Read the entries below and pull out each line with the string "中华人民共和国安全生产法".
┌─ The records
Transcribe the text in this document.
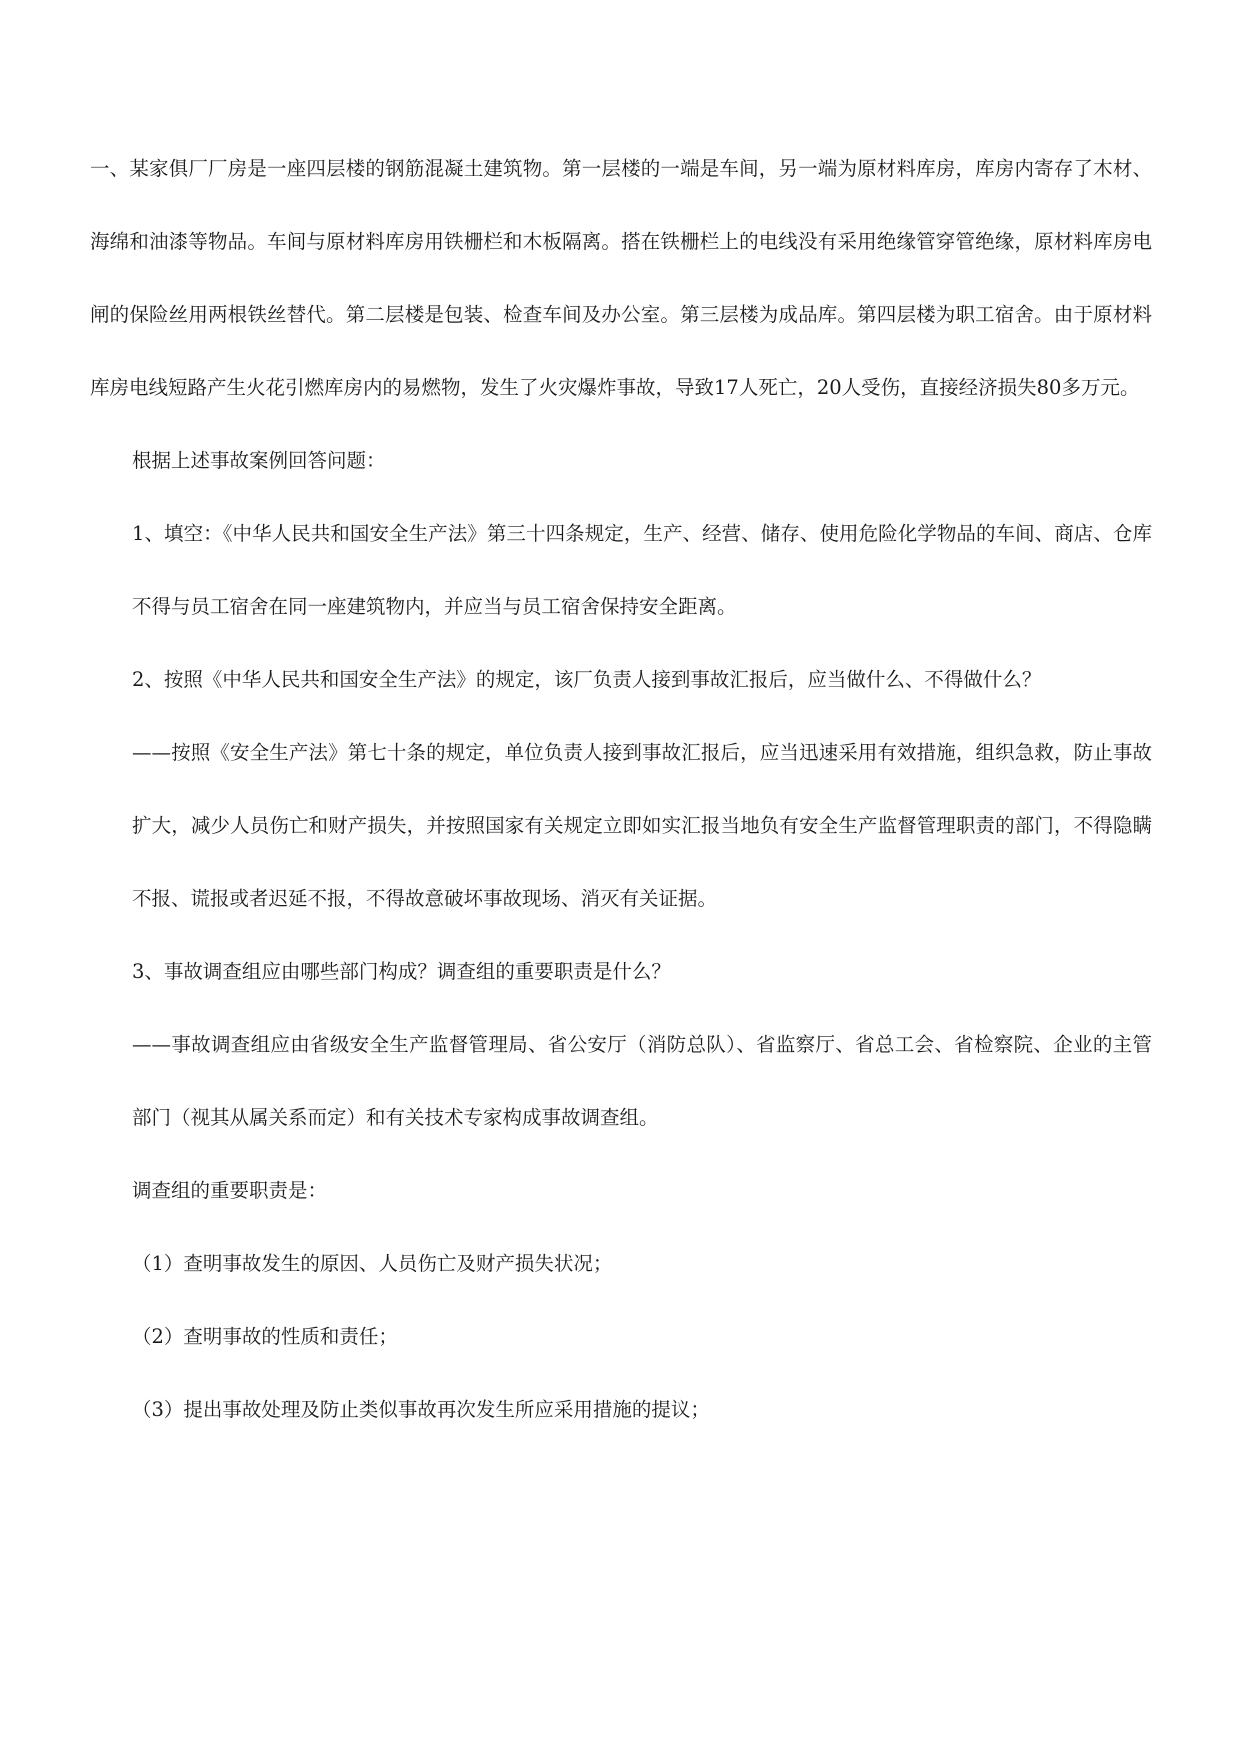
一、某家俱厂厂房是一座四层楼的钢筋混凝土建筑物。第一层楼的一端是车间，另一端为原材料库房，库房内寄存了木材、海绵和油漆等物品。车间与原材料库房用铁栅栏和木板隔离。搭在铁栅栏上的电线没有采用绝缘管穿管绝缘，原材料库房电闸的保险丝用两根铁丝替代。第二层楼是包装、检查车间及办公室。第三层楼为成品库。第四层楼为职工宿舍。由于原材料库房电线短路产生火花引燃库房内的易燃物，发生了火灾爆炸事故，导致17人死亡，20人受伤，直接经济损失80多万元。

根据上述事故案例回答问题：

1、填空：《中华人民共和国安全生产法》第三十四条规定，生产、经营、储存、使用危险化学物品的车间、商店、仓库不得与员工宿舍在同一座建筑物内，并应当与员工宿舍保持安全距离。

2、按照《中华人民共和国安全生产法》的规定，该厂负责人接到事故汇报后，应当做什么、不得做什么？

——按照《安全生产法》第七十条的规定，单位负责人接到事故汇报后，应当迅速采用有效措施，组织急救，防止事故扩大，减少人员伤亡和财产损失，并按照国家有关规定立即如实汇报当地负有安全生产监督管理职责的部门，不得隐瞒不报、谎报或者迟延不报，不得故意破坏事故现场、消灭有关证据。

3、事故调查组应由哪些部门构成？调查组的重要职责是什么？

——事故调查组应由省级安全生产监督管理局、省公安厅（消防总队）、省监察厅、省总工会、省检察院、企业的主管部门（视其从属关系而定）和有关技术专家构成事故调查组。

调查组的重要职责是：

（1）查明事故发生的原因、人员伤亡及财产损失状况；

（2）查明事故的性质和责任；

（3）提出事故处理及防止类似事故再次发生所应采用措施的提议；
└─
**Reply to the task**
1、填空：《中华人民共和国安全生产法》第三十四条规定，生产、经营、储存、使用危险化学物品的车间、商店、仓库不得与员工宿舍在同一座建筑物内，并应当与员工宿舍保持安全距离。
2、按照《中华人民共和国安全生产法》的规定，该厂负责人接到事故汇报后，应当做什么、不得做什么？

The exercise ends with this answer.